╭─ BRANO DEL DOCUMENTO

Nel 1967, in una palestra di quartiere alla Balduina, due persone ebbero un'intuizione semplice: il corpo non si allena soltanto, si racconta. Alberto e Renata Mezzetti la chiamarono Centro Cultura Fisica — ma fin dal primo giorno, dietro quella sigla c'era già un'idea più grande di una semplice palestra.
Da allora, ogni gesto ripetuto, ogni capriola imparata, ogni gara vinta ha aggiunto un significato a quelle tre lettere. Oggi CCF non sta più soltanto per ginnastica: sta per Corporeità, Cultura, Formazione — parole che raccontano cinquantasette anni di persone, prima ancora che di allenamenti.
Abbiamo visto bambini di tre anni fare i primi salti su un tappeto — e li abbiamo rivisti, anni dopo, portare i loro figli sullo stesso tappeto. Abbiamo accompagnato una nostra ginnasta fino alle Olimpiadi di Sydney, e un'altra a vestire la maglia di Campionessa d'Europa.
Ma soprattutto abbiamo imparato che il movimento non ha un'unica età. C'è il gioco di chi ha tre anni e scopre il proprio corpo per la prima volta. C'è la grinta di chi ne ha tredici e si misura con una gara. C'è la forza tranquilla di chi è adulto e si ritaglia un'ora per sé. E c'è l'eleganza leggera di chi, dopo tanti anni, continua a muoversi — perché qui il movimento non va mai in pensione.
La storia non si è fermata nel 1967. Continua ogni volta che qualcuno, per la prima volta, varca la nostra porta.

╰─
╭─ VOCI ELENCATE

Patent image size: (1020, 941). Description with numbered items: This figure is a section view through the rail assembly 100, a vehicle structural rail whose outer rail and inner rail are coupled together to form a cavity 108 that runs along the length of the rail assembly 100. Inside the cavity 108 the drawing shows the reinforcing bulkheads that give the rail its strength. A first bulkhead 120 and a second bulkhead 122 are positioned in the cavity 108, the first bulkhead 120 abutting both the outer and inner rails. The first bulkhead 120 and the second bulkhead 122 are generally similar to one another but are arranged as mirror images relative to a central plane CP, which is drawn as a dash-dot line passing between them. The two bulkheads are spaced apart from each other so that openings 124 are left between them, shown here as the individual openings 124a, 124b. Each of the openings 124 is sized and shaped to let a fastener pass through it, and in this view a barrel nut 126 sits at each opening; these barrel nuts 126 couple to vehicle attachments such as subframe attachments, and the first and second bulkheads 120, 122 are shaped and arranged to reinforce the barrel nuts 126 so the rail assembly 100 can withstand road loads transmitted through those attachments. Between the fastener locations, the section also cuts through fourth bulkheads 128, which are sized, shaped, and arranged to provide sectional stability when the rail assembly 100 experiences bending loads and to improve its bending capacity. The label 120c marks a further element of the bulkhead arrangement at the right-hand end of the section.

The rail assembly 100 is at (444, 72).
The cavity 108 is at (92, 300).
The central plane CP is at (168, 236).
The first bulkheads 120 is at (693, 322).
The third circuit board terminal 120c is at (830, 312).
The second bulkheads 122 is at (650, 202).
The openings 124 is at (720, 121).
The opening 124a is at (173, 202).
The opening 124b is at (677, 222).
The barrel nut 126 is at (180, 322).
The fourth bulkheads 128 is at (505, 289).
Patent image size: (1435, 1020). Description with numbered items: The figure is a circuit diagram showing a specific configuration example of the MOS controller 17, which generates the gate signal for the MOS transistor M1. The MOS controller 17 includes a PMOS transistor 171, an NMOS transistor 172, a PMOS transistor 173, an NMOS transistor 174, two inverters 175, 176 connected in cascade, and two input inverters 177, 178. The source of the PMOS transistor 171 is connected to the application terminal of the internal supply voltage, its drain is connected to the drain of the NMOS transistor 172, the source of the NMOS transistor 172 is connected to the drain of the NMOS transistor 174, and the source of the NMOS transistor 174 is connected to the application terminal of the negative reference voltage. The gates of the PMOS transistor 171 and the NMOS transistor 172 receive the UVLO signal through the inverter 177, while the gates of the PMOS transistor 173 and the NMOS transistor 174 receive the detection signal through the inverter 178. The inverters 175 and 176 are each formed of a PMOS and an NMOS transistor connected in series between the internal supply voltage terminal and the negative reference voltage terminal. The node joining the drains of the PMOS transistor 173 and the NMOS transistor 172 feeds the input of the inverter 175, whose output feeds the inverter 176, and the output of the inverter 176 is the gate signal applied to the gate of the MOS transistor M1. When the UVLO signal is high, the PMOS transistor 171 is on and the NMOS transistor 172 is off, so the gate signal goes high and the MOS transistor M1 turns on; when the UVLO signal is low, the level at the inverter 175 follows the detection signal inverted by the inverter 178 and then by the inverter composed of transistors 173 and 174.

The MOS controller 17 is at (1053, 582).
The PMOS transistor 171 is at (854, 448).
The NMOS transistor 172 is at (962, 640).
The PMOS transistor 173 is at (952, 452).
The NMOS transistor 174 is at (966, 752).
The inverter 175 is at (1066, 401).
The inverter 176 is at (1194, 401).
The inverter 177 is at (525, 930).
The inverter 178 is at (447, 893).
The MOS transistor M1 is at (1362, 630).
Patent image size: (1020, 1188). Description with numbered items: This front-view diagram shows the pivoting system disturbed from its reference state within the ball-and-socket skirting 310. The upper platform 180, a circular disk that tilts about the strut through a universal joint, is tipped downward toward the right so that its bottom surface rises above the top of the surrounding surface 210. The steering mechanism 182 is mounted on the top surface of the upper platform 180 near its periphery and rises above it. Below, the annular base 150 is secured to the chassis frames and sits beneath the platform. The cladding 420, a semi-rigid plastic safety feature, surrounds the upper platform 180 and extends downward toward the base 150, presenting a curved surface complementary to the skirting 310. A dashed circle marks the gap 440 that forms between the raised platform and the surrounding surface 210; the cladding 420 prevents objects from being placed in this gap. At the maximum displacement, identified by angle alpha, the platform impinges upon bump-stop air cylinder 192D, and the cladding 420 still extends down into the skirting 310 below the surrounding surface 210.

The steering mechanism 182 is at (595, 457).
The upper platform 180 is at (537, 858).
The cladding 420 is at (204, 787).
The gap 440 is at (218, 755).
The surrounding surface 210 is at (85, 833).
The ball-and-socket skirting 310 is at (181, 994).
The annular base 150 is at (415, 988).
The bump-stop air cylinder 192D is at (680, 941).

╰─

• [IL TUO COMPITO]:
Ricopia il brano sulla storia del Centro Cultura Fisica iniziando da "Nel 1967, in" e proseguendo fino a "di Campionessa d'Europa.".

• [RISPOSTA ATTESA]:
Nel 1967, in una palestra di quartiere alla Balduina, due persone ebbero un'intuizione semplice: il corpo non si allena soltanto, si racconta. Alberto e Renata Mezzetti la chiamarono Centro Cultura Fisica — ma fin dal primo giorno, dietro quella sigla c'era già un'idea più grande di una semplice palestra.
Da allora, ogni gesto ripetuto, ogni capriola imparata, ogni gara vinta ha aggiunto un significato a quelle tre lettere. Oggi CCF non sta più soltanto per ginnastica: sta per Corporeità, Cultura, Formazione — parole che raccontano cinquantasette anni di persone, prima ancora che di allenamenti.
Abbiamo visto bambini di tre anni fare i primi salti su un tappeto — e li abbiamo rivisti, anni dopo, portare i loro figli sullo stesso tappeto. Abbiamo accompagnato una nostra ginnasta fino alle Olimpiadi di Sydney, e un'altra a vestire la maglia di Campionessa d'Europa.